_Written task 1_.
Swap "data-point" for "scatter-point" in the listing, starting at its first line and ending at the line containing "moving-average-segment: [1205, 883, 1216, 890]", and rewrite only those lines with everything else unchanged.

_Supplied passage_.

§

Every time a US politician pontificates about what a threat China is and postures in opposition to China, acting “tough on China,” they are making an ass of themself and flaunting, for the world to see, their profound impotence.
It’s worth looking at why we are so competitive with China and always seem on the edge of international conflict. A handful of decades ago, China was regarded as a poor and unstable nation, at best deserving of the world’s pity. They made changes to their economy, in part at the urging and with the support of the US, and rapidly turned things around, so that they’re now the second most powerful nation in the world, with their runner-up status becoming more debatable by the day.
If the US didn’t want to have to compete with China, they shouldn’t have brought them into the world economy. They shouldn’t have convinced the Chinese government to adopt a capitalist economy if they couldn’t anticipate that China would be better at it.
That’s what most of the anti-China rancor in the US is about: that they’re doing better than we are. They took the model we gave them, found ways to use it more effectively, and have been beating us at our own game. How dare they.
The US only wanted China opening up to the global economy so that it could benefit us. We wanted access to their resources, their cheap labor, their people to buy our excess pork and soybeans. We wanted them in a position of subservience, helping prop us up at the top of a global pyramid scheme. Very rude of them to start bucking to get us off their back, let alone threaten to take our spot.
At this point, there’s not a lot that we can do to stop them. The US is still powerful, economically and militarily, but the former is becoming less true and the latter less applicable. The Chinese economy is set to overtake the US economy. If we ever paid our debts in full, they’d probably run right past us. The military angle is essentially a moot point. Or hopefully it is. Because anything that we threaten to do to China militarily, they would respond commensurately, and it’s a case of mutually assured destruction. They’re not one of the poor little countries that we can bully, bomb, and sanction into submission. Continuing to act as though they are can only result in embarrassment and disaster.

§

(Rows from a layout dataset)
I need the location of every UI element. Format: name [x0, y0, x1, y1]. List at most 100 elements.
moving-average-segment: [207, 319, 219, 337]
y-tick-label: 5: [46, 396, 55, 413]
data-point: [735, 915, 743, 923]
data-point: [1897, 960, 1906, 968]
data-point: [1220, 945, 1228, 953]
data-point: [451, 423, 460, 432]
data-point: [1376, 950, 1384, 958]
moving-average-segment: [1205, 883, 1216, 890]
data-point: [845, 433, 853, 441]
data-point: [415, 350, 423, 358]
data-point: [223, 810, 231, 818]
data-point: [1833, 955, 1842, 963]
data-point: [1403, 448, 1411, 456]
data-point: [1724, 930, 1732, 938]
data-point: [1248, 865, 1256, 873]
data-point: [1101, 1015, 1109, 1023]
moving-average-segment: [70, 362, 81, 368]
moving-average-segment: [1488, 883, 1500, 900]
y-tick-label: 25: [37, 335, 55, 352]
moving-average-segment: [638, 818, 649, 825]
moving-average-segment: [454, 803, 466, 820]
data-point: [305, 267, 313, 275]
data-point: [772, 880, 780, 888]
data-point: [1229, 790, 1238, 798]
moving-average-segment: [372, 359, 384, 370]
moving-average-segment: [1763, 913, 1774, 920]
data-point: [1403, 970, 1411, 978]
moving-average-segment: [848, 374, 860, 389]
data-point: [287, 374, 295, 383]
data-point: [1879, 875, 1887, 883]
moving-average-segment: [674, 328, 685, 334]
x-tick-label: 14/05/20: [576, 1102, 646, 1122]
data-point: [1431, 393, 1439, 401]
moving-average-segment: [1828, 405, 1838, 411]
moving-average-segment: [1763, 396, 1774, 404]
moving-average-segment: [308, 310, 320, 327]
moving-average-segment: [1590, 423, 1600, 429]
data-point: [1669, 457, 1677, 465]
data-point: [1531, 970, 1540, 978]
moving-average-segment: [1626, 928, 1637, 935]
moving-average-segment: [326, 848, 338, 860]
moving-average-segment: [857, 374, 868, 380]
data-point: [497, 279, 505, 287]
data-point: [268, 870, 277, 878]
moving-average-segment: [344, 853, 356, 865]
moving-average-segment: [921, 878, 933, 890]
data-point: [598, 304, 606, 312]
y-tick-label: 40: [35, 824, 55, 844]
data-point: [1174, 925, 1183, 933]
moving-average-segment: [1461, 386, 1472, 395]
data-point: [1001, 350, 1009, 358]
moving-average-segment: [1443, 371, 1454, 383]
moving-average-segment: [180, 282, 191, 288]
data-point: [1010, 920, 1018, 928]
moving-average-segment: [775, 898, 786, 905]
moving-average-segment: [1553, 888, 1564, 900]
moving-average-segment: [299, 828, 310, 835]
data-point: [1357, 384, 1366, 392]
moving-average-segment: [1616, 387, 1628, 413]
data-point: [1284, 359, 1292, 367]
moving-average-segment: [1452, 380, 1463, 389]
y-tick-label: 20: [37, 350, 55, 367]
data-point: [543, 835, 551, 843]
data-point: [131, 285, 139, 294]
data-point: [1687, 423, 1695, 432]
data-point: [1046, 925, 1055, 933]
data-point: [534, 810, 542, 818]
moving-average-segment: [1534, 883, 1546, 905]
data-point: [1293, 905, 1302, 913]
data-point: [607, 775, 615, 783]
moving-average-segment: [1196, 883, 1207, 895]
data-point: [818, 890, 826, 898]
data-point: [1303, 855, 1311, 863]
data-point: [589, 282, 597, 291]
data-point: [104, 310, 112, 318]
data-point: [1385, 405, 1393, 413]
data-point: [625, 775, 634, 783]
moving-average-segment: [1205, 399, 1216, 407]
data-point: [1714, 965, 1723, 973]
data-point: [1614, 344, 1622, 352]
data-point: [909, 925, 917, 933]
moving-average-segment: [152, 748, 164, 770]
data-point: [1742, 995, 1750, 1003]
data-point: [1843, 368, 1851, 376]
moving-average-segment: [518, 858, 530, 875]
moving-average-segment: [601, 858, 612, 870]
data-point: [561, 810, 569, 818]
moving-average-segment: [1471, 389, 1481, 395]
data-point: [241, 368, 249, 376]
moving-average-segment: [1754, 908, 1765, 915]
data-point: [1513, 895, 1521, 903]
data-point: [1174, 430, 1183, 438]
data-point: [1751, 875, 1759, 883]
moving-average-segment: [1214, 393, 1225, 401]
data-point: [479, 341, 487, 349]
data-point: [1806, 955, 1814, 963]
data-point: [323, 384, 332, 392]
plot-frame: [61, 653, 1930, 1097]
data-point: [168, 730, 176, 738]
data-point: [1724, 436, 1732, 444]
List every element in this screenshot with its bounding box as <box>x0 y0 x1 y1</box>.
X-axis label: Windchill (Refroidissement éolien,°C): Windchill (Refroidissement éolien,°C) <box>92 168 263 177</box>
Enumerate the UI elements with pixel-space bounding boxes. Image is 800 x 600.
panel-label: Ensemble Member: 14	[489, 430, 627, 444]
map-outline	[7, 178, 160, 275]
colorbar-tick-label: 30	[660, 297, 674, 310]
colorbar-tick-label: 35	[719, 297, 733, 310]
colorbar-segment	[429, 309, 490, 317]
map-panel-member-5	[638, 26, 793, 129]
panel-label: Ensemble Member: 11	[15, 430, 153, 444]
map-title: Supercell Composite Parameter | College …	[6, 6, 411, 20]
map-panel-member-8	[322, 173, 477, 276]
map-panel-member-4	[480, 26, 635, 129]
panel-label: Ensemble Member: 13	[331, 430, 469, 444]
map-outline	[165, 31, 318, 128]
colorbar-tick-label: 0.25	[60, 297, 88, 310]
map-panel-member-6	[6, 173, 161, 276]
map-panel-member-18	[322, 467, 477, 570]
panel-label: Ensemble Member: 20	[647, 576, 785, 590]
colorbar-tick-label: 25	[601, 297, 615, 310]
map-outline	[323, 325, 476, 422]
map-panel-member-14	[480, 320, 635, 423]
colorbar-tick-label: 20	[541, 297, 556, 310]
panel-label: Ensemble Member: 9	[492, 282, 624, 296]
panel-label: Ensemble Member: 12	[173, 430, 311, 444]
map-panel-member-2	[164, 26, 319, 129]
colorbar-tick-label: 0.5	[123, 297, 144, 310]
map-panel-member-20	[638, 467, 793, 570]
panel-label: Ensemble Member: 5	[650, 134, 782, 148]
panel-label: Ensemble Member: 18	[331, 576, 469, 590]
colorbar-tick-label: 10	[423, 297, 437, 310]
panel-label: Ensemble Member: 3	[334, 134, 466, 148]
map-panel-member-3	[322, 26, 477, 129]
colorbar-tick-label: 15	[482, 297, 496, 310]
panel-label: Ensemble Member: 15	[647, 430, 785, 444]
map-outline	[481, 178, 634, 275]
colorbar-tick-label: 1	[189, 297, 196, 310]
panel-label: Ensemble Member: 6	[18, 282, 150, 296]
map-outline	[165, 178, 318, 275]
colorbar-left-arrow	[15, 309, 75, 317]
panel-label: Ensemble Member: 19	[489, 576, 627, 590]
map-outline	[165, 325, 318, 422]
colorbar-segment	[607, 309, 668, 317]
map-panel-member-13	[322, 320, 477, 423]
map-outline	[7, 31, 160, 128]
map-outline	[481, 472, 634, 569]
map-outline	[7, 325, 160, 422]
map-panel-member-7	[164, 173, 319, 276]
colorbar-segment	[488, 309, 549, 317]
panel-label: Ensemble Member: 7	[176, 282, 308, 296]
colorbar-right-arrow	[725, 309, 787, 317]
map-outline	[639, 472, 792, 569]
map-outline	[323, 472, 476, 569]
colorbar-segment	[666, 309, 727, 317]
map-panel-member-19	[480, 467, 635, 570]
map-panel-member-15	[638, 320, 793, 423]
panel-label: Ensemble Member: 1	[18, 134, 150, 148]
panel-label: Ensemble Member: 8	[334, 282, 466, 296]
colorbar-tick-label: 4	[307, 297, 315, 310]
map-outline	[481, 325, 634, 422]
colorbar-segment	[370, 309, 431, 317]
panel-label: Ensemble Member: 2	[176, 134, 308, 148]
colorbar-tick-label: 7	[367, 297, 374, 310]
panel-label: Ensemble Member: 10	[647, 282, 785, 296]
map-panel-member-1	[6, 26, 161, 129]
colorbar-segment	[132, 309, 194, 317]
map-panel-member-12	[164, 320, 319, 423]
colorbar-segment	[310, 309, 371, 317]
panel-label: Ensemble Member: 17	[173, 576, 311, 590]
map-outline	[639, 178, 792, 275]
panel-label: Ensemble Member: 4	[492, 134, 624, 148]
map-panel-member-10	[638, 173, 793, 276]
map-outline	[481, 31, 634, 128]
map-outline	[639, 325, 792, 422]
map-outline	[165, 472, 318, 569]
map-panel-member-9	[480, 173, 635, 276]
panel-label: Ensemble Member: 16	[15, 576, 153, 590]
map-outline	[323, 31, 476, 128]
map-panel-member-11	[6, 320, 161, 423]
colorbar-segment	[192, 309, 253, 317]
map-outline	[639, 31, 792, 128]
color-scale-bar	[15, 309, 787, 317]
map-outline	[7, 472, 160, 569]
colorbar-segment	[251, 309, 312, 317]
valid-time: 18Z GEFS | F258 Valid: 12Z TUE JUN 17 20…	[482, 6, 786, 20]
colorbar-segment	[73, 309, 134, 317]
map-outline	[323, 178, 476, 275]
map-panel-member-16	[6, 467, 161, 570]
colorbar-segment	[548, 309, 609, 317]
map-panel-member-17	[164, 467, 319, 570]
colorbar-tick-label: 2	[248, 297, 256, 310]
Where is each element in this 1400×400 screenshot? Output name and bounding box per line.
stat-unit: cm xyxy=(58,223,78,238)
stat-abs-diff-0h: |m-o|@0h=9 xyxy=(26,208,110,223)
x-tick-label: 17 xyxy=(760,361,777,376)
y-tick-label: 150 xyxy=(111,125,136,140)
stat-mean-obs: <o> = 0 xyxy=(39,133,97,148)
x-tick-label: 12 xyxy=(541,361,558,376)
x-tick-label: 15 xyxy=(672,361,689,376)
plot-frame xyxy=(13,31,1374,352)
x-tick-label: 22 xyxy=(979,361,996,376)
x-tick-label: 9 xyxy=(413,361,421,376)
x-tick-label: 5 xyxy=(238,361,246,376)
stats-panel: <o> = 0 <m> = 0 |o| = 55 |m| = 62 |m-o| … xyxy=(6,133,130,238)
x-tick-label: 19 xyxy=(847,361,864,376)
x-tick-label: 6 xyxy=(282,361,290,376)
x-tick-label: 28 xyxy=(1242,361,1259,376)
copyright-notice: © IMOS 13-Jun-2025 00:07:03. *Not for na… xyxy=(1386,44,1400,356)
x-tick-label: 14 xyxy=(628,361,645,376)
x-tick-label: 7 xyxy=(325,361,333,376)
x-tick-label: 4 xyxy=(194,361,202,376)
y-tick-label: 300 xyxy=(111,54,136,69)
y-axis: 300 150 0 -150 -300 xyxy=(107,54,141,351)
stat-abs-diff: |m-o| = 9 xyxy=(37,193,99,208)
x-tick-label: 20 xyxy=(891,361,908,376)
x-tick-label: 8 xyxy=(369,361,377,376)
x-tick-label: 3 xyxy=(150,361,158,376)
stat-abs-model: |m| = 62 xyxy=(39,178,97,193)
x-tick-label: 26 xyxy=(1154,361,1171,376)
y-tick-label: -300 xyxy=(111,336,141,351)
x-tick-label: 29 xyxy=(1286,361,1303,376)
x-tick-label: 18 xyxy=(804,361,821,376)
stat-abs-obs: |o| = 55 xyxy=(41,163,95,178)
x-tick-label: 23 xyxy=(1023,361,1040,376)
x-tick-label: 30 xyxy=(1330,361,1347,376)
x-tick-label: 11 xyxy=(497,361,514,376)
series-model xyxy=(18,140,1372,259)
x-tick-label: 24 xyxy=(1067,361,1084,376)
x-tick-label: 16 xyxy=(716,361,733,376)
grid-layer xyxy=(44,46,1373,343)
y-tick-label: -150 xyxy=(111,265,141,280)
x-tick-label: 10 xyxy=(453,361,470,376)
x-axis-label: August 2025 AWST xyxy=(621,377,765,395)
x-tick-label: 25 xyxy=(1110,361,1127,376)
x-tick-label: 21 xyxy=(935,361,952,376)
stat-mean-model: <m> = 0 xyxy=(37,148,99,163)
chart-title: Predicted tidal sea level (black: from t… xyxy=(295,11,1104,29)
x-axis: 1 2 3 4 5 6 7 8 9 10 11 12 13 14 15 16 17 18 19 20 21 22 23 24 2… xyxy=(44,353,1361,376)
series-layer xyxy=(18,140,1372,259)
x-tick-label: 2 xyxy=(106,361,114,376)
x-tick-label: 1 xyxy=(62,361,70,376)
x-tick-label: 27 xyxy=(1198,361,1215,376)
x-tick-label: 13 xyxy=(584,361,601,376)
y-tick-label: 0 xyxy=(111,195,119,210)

§

_Written task 2_.
Extend the essay on US rivalry with China beyond its final sentence.

_Final answer 1_.
I need the location of every UI element. Format: name [x0, y0, x1, y1]. List at most 100 elements.
moving-average-segment: [207, 319, 219, 337]
y-tick-label: 5: [46, 396, 55, 413]
scatter-point: [735, 915, 743, 923]
scatter-point: [1897, 960, 1906, 968]
scatter-point: [1220, 945, 1228, 953]
scatter-point: [451, 423, 460, 432]
scatter-point: [1376, 950, 1384, 958]
moving-average-segment: [1205, 883, 1216, 890]

_Final answer 2_.
If you encounter someone who seems better or stronger than you, who appears able to outperform and ultimately defeat you, posturing and threatening them won’t save you. If maintaining a position of dominance isn’t sustainable, and you are unlikely to win in a conflict with them, then you should be doing all you can to make them an ally, not an enemy. The US should be partnering with China. By opposing them at every turn, we are increasing their bonds with other oppositional nations (like Russia and Iran) against us. The US routinely makes an idiotic number of enemies for itself. Intentionally making an enemy of China is devastatingly stupid.
China’s politics, their generally apathetic position towards human rights, their pollution output, their empire-building, are all problematic to say the least. None of them are that historically, or even contemporarily, different from those of the US. Our government is no more honorable or less likely to put profit and power above all. It’s not a difference of morality and ethics putting us at one another’s throats, but ego and capital.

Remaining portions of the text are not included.